◆ Goal ◆
Pull out, verbatim, every line of the material from its very first line through the line holding "672, 669, 686]", including both of those lines.

◆ Dataset extract ◆
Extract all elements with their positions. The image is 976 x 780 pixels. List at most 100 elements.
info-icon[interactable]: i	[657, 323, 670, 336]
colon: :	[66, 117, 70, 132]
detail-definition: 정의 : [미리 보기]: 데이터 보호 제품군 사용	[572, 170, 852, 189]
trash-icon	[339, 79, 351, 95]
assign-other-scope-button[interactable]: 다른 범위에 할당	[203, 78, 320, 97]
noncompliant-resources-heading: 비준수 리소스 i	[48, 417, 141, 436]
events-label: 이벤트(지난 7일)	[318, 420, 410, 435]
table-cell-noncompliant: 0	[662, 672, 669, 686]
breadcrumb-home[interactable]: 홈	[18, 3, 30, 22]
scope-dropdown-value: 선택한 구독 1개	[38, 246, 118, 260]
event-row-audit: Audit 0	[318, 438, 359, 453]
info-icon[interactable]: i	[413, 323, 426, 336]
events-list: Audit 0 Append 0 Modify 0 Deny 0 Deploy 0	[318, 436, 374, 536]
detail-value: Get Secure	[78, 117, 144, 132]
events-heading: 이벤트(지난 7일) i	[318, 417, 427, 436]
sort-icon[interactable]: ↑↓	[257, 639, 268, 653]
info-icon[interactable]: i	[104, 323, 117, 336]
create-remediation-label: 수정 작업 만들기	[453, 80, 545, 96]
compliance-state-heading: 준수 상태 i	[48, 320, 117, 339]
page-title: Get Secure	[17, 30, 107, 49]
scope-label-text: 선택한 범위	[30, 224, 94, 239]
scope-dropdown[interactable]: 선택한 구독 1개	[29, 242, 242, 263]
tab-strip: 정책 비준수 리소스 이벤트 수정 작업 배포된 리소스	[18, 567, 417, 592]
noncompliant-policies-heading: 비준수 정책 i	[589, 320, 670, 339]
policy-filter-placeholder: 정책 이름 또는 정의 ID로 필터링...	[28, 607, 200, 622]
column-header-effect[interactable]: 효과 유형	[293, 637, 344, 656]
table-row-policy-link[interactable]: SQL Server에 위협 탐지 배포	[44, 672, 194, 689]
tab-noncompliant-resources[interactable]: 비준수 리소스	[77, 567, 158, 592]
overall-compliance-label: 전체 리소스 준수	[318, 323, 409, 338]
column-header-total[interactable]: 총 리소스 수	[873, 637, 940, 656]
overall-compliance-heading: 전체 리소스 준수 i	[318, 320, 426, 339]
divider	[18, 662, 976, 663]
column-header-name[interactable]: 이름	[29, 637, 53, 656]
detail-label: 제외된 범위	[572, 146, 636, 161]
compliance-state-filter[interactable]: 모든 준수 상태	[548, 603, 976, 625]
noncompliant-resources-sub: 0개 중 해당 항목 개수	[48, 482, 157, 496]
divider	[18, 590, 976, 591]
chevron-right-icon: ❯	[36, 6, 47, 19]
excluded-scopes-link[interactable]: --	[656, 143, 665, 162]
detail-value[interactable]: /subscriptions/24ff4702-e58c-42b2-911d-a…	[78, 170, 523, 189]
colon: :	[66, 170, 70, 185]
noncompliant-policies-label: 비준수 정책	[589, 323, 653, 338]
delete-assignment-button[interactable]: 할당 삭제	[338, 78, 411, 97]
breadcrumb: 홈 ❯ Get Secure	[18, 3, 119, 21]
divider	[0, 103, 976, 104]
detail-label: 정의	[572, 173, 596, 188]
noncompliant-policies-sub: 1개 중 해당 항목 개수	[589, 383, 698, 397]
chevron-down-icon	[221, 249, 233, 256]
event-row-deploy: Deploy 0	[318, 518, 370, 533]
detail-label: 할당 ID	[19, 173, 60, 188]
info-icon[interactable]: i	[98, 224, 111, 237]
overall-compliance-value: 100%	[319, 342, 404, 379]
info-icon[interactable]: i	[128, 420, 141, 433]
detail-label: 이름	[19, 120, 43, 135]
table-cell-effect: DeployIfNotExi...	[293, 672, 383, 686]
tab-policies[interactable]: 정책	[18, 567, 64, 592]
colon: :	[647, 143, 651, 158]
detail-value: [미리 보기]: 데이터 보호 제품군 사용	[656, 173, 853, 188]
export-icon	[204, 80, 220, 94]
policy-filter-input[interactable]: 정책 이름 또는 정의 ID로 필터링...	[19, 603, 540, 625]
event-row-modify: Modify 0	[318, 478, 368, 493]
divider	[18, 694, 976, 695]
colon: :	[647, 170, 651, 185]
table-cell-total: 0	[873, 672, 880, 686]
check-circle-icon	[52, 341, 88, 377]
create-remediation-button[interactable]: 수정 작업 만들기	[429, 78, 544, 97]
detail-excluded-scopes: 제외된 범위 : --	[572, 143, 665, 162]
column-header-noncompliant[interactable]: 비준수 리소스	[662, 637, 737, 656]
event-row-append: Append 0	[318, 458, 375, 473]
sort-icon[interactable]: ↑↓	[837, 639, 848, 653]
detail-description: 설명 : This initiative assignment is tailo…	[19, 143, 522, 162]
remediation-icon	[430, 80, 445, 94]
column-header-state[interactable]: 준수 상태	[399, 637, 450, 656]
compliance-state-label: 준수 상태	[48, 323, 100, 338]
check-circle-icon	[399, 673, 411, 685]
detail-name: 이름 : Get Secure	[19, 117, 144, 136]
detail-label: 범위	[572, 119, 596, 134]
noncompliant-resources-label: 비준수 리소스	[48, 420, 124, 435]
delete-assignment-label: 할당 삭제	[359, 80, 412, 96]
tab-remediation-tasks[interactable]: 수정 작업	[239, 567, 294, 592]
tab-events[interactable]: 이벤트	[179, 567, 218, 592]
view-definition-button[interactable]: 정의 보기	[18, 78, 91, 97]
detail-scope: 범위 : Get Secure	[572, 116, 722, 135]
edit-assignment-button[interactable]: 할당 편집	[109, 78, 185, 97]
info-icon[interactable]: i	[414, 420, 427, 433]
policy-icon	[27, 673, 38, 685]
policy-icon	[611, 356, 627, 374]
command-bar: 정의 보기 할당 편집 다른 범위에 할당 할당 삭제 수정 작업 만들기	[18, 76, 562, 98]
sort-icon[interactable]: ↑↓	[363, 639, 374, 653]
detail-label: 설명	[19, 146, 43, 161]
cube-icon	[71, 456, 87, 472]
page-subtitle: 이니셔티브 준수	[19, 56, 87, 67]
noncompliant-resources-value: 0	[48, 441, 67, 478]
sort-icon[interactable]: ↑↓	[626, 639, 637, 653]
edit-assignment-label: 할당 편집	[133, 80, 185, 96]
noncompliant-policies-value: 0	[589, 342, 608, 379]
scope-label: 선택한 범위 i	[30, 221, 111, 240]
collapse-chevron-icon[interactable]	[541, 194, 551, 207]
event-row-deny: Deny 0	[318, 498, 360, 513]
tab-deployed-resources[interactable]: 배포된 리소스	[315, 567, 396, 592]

◆ Solution for this problem ◆
Extract all elements with their positions. The image is 976 x 780 pixels. List at most 100 elements.
info-icon[interactable]: i	[657, 323, 670, 336]
colon: :	[66, 117, 70, 132]
detail-definition: 정의 : [미리 보기]: 데이터 보호 제품군 사용	[572, 170, 852, 189]
trash-icon	[339, 79, 351, 95]
assign-other-scope-button[interactable]: 다른 범위에 할당	[203, 78, 320, 97]
noncompliant-resources-heading: 비준수 리소스 i	[48, 417, 141, 436]
events-label: 이벤트(지난 7일)	[318, 420, 410, 435]
table-cell-noncompliant: 0	[662, 672, 669, 686]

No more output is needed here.